Objective: Using the listing beneath this task, count the lines with the word "bens" and write only the result.

***** Raw records *****

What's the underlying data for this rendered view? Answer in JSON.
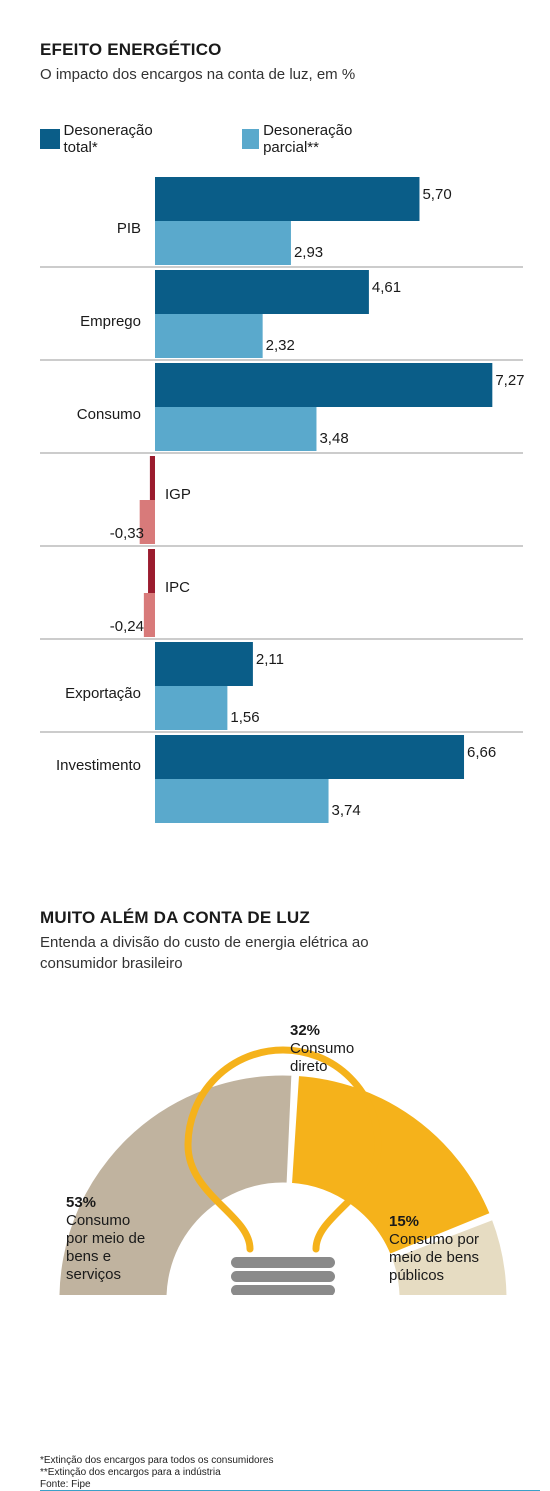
{
  "section1": {
    "title": "EFEITO ENERGÉTICO",
    "subtitle": "O impacto dos encargos na conta de luz, em %"
  },
  "legend": {
    "total": "Desoneração total*",
    "parcial": "Desoneração parcial**"
  },
  "colors": {
    "total": "#0a5d88",
    "parcial": "#5aa9cc",
    "negative_total": "#9b1c2e",
    "negative_parcial": "#d87a7a",
    "divider": "#9a9a9a",
    "pie_direct": "#f5b21b",
    "pie_goods": "#c0b39f",
    "pie_public": "#e6dcc2",
    "bulb": "#f5b21b",
    "bulb_base": "#8a8a8a",
    "footer_line": "#3aa0c8"
  },
  "chart_data": [
    {
      "type": "bar",
      "orientation": "horizontal",
      "title": "EFEITO ENERGÉTICO",
      "subtitle": "O impacto dos encargos na conta de luz, em %",
      "categories": [
        "PIB",
        "Emprego",
        "Consumo",
        "IGP",
        "IPC",
        "Exportação",
        "Investimento"
      ],
      "series": [
        {
          "name": "Desoneração total*",
          "values": [
            5.7,
            4.61,
            7.27,
            -0.11,
            -0.15,
            2.11,
            6.66
          ]
        },
        {
          "name": "Desoneração parcial**",
          "values": [
            2.93,
            2.32,
            3.48,
            -0.33,
            -0.24,
            1.56,
            3.74
          ]
        }
      ],
      "value_labels": [
        [
          "5,70",
          "4,61",
          "7,27",
          "",
          "",
          "2,11",
          "6,66"
        ],
        [
          "2,93",
          "2,32",
          "3,48",
          "-0,33",
          "-0,24",
          "1,56",
          "3,74"
        ]
      ],
      "legend_position": "top-left",
      "grid": false
    },
    {
      "type": "pie",
      "subtype": "half-donut",
      "title": "MUITO ALÉM DA CONTA DE LUZ",
      "subtitle": "Entenda a divisão do custo de energia elétrica ao consumidor brasileiro",
      "slices": [
        {
          "percent_label": "53%",
          "label": "Consumo por meio de bens e serviços",
          "value": 53
        },
        {
          "percent_label": "32%",
          "label": "Consumo direto",
          "value": 32
        },
        {
          "percent_label": "15%",
          "label": "Consumo por meio de bens públicos",
          "value": 15
        }
      ]
    }
  ],
  "section2": {
    "title": "MUITO ALÉM DA CONTA DE LUZ",
    "subtitle_line1": "Entenda a divisão do custo de energia elétrica ao",
    "subtitle_line2": "consumidor brasileiro"
  },
  "pie_labels": {
    "goods_pct": "53%",
    "goods_l1": "Consumo",
    "goods_l2": "por meio de",
    "goods_l3": "bens e",
    "goods_l4": "serviços",
    "direct_pct": "32%",
    "direct_l1": "Consumo",
    "direct_l2": "direto",
    "public_pct": "15%",
    "public_l1": "Consumo por",
    "public_l2": "meio de bens",
    "public_l3": "públicos"
  },
  "footnotes": {
    "note1": "*Extinção dos encargos para todos os consumidores",
    "note2": "**Extinção dos encargos para a indústria",
    "source": "Fonte: Fipe"
  }
}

*****

Solution for this problem: 4